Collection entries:
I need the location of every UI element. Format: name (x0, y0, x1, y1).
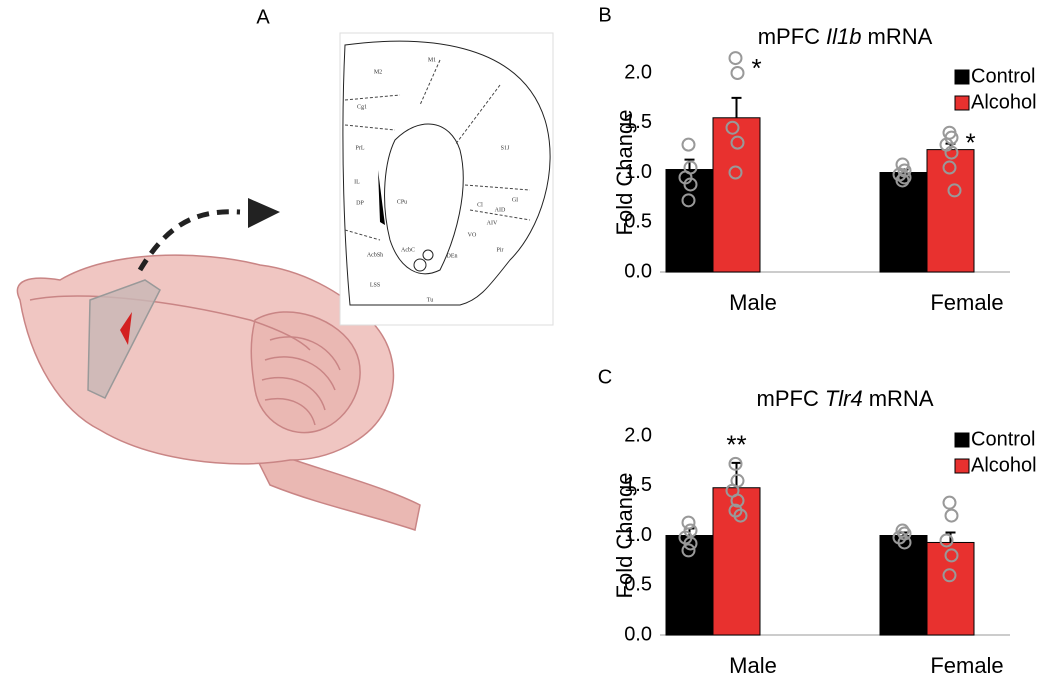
atlas-label: CPu (397, 199, 407, 205)
data-point (733, 508, 748, 523)
data-point (942, 495, 957, 510)
x-tick-label: Female (930, 653, 1003, 676)
atlas-label: GI (512, 197, 518, 203)
atlas-label: AcbSh (367, 252, 383, 258)
data-point (939, 533, 954, 548)
error-bar (731, 96, 742, 118)
atlas-label: Cl (477, 202, 483, 208)
data-point (681, 515, 696, 530)
x-tick-label: Female (930, 290, 1003, 315)
error-bar (945, 531, 956, 543)
legend-swatch (954, 69, 970, 85)
data-point (942, 568, 957, 583)
legend-label: Control (971, 65, 1035, 87)
atlas-label: S1J (501, 145, 510, 151)
significance-label: ** (726, 430, 746, 460)
atlas-label: Cg1 (357, 104, 367, 110)
significance-label: * (751, 53, 761, 83)
data-point (683, 177, 698, 192)
bar (879, 535, 928, 636)
data-point (683, 536, 698, 551)
legend-label: Control (971, 428, 1035, 450)
chart-title: mPFC Il1b mRNA (758, 24, 933, 49)
data-point (725, 120, 740, 135)
bar (879, 172, 928, 273)
bar (926, 541, 975, 636)
legend-swatch (954, 432, 970, 448)
x-tick-label: Male (729, 653, 777, 676)
legend-swatch (954, 95, 970, 111)
title-part: mPFC (758, 24, 820, 49)
bar (926, 149, 975, 273)
data-point (944, 508, 959, 523)
legend-label: Alcohol (971, 91, 1037, 113)
data-point (681, 193, 696, 208)
title-part: Tlr4 (825, 386, 863, 411)
atlas-label: Pir (496, 247, 503, 253)
y-tick-label: 1.0 (624, 161, 652, 183)
title-part: mRNA (868, 24, 933, 49)
bar (665, 169, 714, 273)
data-point (730, 493, 745, 508)
x-tick-label: Male (729, 290, 777, 315)
data-point (942, 160, 957, 175)
atlas-section: M2 M1 Cg1 PrL IL DP CPu S1J Cl GI AID AIV VO DEn Pir Ac… (339, 32, 554, 326)
data-point (728, 165, 743, 180)
atlas-label: LSS (370, 282, 380, 288)
data-point (730, 66, 745, 80)
y-tick-label: 0.5 (624, 211, 652, 233)
atlas-label: AID (495, 207, 506, 213)
atlas-label: AcbC (401, 247, 415, 253)
data-point (897, 535, 912, 550)
atlas-label: DEn (447, 253, 458, 259)
panel-label: A (256, 6, 270, 28)
y-tick-label: 2.0 (624, 61, 652, 83)
y-axis-label: Fold Change (612, 473, 637, 599)
y-tick-label: 0.0 (624, 623, 652, 645)
y-axis-label: Fold Change (612, 110, 637, 236)
data-point (947, 183, 962, 198)
data-point (944, 548, 959, 563)
data-point (728, 51, 743, 66)
title-part: Il1b (826, 24, 861, 49)
atlas-label: Tu (427, 297, 433, 303)
data-point (895, 157, 910, 172)
data-point (681, 137, 696, 152)
brain-illustration (16, 198, 421, 531)
bar (712, 487, 761, 636)
legend-label: Alcohol (971, 454, 1037, 476)
chart-title: mPFC Tlr4 mRNA (757, 386, 934, 411)
atlas-label: M1 (428, 57, 436, 63)
title-part: mPFC (757, 386, 819, 411)
data-point (897, 170, 912, 185)
title-part: mRNA (869, 386, 934, 411)
data-point (728, 456, 743, 471)
data-point (730, 135, 745, 150)
panel-label: B (598, 4, 611, 26)
y-tick-label: 1.5 (624, 111, 652, 133)
data-point (944, 145, 959, 160)
y-tick-label: 0.0 (624, 260, 652, 282)
atlas-label: PrL (356, 145, 365, 151)
data-point (895, 173, 910, 188)
y-tick-label: 1.0 (624, 524, 652, 546)
significance-label: * (965, 128, 975, 158)
bar (712, 117, 761, 273)
bar (665, 535, 714, 636)
atlas-label: IL (354, 179, 360, 185)
y-tick-label: 2.0 (624, 424, 652, 446)
atlas-label: AIV (487, 220, 498, 226)
panel-label: C (598, 366, 612, 388)
legend-swatch (954, 458, 970, 474)
data-point (681, 543, 696, 558)
atlas-label: M2 (374, 69, 382, 75)
atlas-label: VO (468, 232, 477, 238)
y-tick-label: 0.5 (624, 574, 652, 596)
y-tick-label: 1.5 (624, 474, 652, 496)
atlas-label: DP (356, 200, 364, 206)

Your goal =>
Some lines of the records above contain the word "error". How many are there? Reply with the number alone.

The completed task =>
2